# AIM OF THE TASK:
Copy the lines holding the word "过滤精度μm", all of them.

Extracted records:
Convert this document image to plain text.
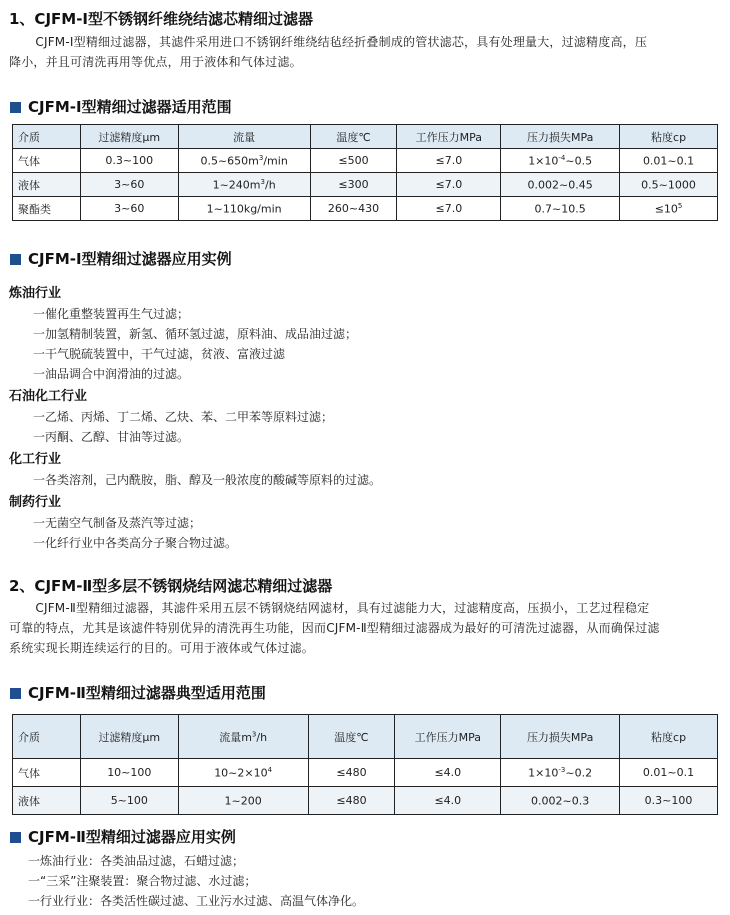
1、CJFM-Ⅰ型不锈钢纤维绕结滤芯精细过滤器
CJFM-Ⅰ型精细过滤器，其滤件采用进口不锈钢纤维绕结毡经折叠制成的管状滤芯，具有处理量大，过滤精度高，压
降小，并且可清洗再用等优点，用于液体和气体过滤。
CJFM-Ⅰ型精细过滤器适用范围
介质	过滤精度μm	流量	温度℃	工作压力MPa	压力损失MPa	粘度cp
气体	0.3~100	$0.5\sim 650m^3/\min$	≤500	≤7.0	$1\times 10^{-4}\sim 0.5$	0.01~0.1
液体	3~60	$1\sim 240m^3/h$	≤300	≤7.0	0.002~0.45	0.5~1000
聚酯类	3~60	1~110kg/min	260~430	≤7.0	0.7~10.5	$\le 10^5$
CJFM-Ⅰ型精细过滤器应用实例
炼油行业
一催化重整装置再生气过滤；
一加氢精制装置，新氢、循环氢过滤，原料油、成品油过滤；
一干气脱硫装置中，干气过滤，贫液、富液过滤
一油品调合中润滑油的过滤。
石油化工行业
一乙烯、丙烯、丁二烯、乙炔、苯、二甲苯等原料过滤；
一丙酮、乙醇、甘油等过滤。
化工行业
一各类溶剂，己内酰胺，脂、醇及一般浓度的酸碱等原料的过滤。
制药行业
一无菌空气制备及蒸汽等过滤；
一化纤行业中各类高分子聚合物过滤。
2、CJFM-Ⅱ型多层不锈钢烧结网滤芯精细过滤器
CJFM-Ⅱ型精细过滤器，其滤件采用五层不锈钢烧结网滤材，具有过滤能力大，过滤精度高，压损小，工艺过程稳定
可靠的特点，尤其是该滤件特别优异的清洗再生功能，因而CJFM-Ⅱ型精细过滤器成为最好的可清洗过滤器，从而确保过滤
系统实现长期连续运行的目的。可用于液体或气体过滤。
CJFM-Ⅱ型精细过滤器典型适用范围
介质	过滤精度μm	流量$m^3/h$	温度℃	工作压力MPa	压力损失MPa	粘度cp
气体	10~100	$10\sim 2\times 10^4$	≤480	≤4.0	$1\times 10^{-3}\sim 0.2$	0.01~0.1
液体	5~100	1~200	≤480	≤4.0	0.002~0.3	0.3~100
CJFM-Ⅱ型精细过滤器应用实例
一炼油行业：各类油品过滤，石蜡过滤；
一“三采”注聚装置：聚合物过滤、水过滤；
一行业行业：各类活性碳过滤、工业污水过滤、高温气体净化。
...
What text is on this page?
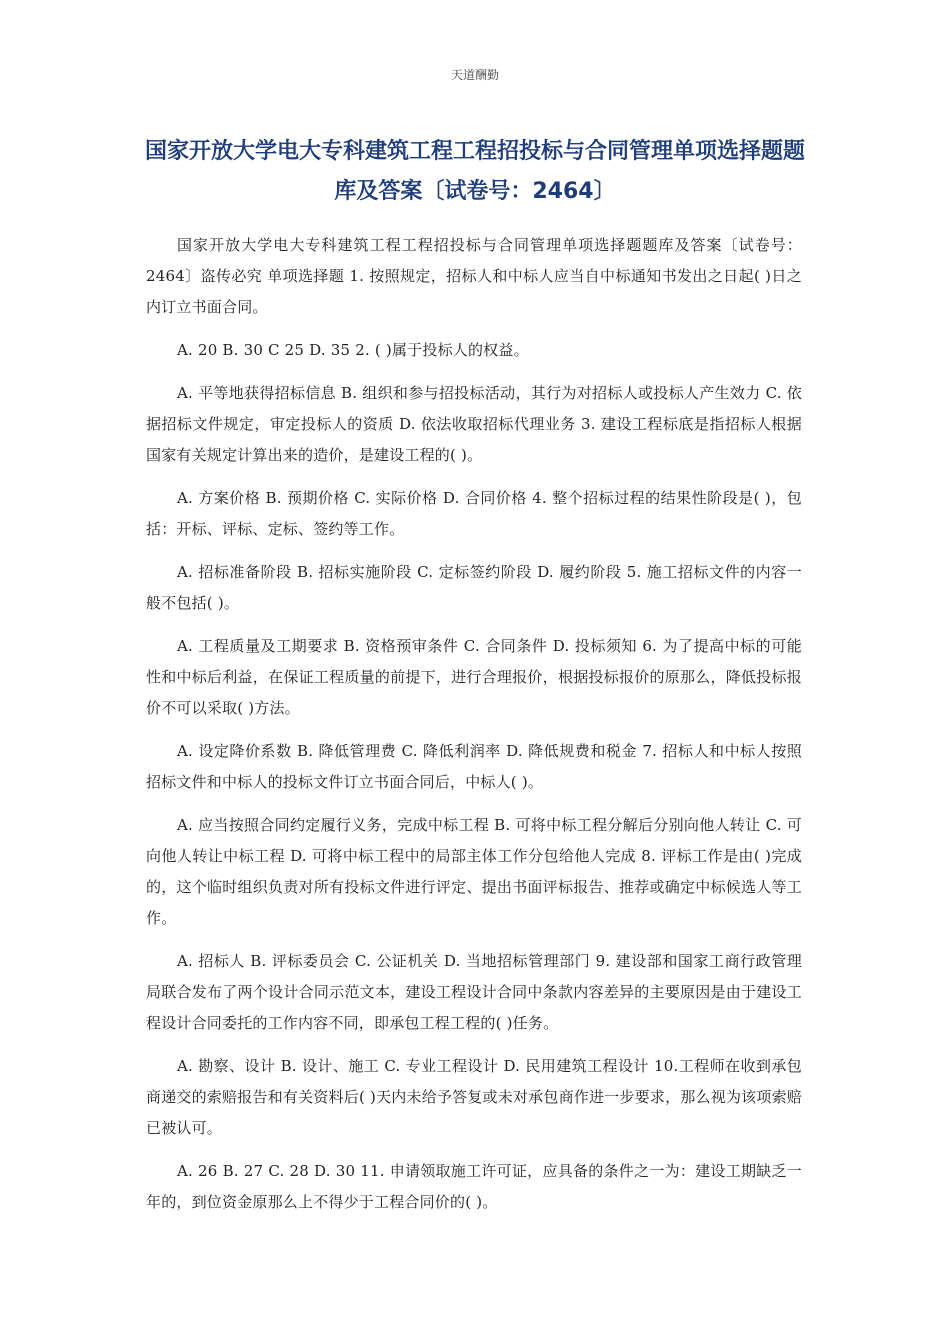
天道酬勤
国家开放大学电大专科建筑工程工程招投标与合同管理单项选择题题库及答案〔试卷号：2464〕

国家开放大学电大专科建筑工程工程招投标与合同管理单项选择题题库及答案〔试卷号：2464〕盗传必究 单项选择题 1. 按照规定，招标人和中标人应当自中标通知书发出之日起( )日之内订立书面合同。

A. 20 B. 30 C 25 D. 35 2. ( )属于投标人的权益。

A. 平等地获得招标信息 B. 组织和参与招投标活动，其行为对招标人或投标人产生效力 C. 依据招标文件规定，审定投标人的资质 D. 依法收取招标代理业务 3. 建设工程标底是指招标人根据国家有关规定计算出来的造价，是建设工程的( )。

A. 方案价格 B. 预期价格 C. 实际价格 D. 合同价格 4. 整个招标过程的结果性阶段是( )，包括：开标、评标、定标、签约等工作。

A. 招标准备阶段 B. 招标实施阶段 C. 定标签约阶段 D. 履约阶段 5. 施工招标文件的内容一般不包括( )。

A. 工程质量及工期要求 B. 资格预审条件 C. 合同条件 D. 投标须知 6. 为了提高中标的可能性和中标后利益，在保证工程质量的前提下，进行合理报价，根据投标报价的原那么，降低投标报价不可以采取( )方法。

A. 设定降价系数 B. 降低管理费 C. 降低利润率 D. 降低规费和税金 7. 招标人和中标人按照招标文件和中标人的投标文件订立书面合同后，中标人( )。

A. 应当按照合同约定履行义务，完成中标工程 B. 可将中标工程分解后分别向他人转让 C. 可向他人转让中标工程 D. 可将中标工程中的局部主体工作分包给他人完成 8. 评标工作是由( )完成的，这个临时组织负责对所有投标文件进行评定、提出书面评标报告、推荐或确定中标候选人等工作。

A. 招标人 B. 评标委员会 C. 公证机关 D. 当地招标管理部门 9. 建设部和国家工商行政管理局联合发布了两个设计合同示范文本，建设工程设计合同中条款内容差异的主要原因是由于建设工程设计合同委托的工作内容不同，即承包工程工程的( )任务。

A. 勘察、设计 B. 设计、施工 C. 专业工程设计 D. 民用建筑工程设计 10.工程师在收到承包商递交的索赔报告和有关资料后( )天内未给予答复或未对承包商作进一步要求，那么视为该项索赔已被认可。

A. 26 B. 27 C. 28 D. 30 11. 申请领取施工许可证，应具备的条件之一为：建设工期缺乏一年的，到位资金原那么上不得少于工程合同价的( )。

# CORRECT RESULT:
介质	过滤精度μm	流量	温度℃	工作压力MPa	压力损失MPa	粘度cp
介质	过滤精度μm	流量$m^3/h$	温度℃	工作压力MPa	压力损失MPa	粘度cp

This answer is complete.